→ THE EXERCISE: Scan the records and identify every line in which the string "value" occurs, then return those lines.

start

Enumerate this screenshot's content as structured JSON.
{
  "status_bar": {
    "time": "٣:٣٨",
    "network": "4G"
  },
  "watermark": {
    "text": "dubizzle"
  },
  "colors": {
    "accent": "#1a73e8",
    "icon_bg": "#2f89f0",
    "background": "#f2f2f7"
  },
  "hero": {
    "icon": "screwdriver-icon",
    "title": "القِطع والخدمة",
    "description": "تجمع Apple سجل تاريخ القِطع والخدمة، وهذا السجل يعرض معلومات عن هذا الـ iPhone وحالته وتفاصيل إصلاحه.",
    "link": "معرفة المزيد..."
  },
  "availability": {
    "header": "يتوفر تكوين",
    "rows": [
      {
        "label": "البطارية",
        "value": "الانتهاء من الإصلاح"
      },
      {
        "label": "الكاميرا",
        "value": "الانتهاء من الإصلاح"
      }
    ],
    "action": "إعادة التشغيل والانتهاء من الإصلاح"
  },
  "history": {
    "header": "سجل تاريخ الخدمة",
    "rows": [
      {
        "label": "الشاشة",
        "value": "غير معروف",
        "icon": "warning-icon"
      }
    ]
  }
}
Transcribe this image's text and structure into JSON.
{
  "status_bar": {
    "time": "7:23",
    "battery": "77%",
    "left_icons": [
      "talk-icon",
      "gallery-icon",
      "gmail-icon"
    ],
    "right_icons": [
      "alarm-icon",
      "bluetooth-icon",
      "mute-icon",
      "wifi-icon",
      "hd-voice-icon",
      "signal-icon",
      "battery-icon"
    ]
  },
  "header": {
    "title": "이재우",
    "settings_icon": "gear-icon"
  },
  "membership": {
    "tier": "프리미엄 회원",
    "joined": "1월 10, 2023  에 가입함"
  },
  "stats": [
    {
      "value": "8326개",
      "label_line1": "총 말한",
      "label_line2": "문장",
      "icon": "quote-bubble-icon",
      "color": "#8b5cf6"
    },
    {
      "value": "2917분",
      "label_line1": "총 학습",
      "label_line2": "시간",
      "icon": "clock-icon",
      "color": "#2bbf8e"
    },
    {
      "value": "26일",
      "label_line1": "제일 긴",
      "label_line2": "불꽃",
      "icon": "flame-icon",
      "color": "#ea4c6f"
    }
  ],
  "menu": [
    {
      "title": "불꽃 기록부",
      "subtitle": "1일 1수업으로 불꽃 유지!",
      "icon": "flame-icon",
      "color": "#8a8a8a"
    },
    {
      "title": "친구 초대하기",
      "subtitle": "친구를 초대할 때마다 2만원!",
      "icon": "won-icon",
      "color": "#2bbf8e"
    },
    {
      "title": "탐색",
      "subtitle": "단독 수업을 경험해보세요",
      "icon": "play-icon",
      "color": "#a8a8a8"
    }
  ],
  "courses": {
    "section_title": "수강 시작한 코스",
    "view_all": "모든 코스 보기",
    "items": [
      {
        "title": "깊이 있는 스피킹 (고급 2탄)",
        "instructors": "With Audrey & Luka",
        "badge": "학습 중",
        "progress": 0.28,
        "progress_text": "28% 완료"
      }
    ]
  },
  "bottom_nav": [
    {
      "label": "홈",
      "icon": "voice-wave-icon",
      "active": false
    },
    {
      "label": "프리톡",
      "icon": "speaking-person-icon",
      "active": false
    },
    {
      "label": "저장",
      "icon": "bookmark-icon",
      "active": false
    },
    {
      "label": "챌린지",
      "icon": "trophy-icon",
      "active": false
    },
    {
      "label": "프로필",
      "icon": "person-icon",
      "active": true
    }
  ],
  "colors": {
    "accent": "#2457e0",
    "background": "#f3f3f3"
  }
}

end

→ TASK SOLUTION:
        "value": "الانتهاء من الإصلاح"
        "value": "الانتهاء من الإصلاح"
        "value": "غير معروف",
      "value": "8326개",
      "value": "2917분",
      "value": "26일",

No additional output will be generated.